* **GIVEN TASK**:
Work through the data line by line, gathering every line that has the word "name".
+++
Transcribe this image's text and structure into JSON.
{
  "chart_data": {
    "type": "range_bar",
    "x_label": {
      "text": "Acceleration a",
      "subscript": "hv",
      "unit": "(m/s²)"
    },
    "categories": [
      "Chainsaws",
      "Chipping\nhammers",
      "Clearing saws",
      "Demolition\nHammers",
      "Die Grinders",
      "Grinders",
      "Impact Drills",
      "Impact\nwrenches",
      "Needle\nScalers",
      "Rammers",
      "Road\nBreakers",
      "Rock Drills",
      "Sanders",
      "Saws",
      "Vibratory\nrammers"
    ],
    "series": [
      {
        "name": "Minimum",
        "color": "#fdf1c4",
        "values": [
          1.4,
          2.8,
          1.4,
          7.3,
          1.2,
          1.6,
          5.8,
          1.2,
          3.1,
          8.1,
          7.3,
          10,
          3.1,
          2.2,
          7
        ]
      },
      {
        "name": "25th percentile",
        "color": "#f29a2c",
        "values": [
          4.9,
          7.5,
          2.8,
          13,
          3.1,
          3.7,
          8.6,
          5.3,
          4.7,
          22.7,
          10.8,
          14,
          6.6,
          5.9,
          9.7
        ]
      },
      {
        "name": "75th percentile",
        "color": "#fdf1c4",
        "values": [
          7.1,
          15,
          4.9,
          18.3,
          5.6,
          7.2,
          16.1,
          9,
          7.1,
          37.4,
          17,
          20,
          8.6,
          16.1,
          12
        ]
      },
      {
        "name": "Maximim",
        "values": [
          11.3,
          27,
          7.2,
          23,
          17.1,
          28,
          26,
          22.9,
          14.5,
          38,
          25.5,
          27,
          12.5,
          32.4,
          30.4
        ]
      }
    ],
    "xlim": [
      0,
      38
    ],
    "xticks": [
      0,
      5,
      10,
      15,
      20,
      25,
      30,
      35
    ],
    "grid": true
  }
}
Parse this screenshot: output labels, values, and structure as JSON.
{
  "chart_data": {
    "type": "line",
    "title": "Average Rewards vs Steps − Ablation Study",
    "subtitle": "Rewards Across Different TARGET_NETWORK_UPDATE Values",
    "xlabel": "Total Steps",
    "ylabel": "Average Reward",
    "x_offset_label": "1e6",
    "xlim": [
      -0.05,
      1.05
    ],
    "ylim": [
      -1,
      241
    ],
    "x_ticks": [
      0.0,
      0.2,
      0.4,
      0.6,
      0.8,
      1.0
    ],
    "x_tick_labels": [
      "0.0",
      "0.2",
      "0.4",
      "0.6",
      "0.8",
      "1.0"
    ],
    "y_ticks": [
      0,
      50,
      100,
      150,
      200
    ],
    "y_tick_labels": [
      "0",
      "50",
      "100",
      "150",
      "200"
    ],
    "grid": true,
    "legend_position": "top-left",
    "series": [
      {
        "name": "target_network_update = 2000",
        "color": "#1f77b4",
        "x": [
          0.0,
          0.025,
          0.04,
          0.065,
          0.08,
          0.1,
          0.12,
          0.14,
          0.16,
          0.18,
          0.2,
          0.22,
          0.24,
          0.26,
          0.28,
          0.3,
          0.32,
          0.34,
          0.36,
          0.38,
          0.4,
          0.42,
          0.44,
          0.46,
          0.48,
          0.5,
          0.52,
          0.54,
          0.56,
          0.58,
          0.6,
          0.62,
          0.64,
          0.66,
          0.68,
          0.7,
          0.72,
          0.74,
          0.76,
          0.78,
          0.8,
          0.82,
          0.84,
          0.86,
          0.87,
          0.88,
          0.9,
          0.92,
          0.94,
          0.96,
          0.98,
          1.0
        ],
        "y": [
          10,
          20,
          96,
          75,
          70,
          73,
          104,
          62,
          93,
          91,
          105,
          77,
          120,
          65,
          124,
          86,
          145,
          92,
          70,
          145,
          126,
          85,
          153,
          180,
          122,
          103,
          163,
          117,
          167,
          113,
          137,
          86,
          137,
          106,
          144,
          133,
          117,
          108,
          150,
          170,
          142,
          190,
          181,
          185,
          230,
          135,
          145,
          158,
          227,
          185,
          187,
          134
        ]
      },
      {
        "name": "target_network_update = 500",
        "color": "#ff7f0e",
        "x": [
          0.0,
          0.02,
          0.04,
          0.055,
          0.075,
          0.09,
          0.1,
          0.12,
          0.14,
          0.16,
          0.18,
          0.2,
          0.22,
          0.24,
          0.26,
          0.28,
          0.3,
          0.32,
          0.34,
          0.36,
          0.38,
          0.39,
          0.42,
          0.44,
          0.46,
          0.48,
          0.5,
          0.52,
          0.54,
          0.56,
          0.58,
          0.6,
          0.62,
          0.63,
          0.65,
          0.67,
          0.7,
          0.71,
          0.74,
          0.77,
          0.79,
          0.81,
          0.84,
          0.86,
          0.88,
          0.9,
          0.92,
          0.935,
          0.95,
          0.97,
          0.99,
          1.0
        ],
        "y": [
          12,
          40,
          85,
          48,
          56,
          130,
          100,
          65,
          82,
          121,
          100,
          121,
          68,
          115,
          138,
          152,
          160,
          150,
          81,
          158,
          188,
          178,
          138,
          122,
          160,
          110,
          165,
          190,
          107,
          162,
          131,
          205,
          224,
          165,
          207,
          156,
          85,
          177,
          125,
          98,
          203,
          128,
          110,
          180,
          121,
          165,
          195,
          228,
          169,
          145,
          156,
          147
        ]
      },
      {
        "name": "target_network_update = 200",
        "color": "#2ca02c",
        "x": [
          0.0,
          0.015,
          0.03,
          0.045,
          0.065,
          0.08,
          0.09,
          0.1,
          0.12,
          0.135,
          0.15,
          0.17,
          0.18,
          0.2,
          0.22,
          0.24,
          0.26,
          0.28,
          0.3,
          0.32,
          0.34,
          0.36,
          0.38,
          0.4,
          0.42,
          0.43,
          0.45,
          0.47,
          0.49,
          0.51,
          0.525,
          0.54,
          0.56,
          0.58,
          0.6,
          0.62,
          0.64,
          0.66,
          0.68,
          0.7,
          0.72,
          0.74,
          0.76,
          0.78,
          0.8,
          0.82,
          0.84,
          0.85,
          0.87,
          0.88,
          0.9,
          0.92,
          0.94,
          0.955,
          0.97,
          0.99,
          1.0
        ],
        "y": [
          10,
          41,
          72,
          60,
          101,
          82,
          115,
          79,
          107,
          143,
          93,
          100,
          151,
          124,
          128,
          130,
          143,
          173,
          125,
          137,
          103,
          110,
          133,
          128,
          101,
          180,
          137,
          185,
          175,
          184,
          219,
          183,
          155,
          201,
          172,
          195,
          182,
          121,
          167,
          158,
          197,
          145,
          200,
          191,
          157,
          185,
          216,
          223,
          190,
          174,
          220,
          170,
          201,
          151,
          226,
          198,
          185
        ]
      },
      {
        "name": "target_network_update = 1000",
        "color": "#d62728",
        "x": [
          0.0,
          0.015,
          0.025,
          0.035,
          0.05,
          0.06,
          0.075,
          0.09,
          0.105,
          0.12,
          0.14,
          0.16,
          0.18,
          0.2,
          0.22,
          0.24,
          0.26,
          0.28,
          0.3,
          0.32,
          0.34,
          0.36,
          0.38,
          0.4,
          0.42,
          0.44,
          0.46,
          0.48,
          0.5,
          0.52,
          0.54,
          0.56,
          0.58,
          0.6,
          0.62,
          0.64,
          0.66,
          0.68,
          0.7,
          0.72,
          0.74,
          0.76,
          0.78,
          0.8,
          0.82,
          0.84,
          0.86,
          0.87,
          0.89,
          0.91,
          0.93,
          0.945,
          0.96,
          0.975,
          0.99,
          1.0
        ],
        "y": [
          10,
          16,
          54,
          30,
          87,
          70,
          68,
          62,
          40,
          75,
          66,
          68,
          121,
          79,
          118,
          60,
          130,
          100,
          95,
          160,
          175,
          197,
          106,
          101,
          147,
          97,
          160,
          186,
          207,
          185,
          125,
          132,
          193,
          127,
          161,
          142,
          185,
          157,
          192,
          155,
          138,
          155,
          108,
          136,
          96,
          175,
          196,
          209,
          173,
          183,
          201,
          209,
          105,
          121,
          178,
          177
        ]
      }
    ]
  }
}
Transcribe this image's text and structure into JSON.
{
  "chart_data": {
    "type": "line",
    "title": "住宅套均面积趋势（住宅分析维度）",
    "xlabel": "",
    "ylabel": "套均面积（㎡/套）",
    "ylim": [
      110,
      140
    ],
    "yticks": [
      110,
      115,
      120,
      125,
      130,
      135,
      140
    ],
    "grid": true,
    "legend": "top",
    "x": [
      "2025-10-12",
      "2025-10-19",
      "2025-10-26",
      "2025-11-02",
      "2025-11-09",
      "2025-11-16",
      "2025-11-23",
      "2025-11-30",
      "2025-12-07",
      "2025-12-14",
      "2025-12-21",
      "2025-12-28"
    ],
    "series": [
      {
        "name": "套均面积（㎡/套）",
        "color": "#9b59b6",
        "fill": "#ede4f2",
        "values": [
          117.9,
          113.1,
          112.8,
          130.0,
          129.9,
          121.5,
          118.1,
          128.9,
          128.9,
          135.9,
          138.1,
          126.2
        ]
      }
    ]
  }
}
+++
* **RESULT FOR THIS TASK**:
        "name": "Minimum",
        "name": "25th percentile",
        "name": "75th percentile",
        "name": "Maximim",
        "name": "target_network_update = 2000",
        "name": "target_network_update = 500",
        "name": "target_network_update = 200",
        "name": "target_network_update = 1000",
        "name": "套均面积（㎡/套）",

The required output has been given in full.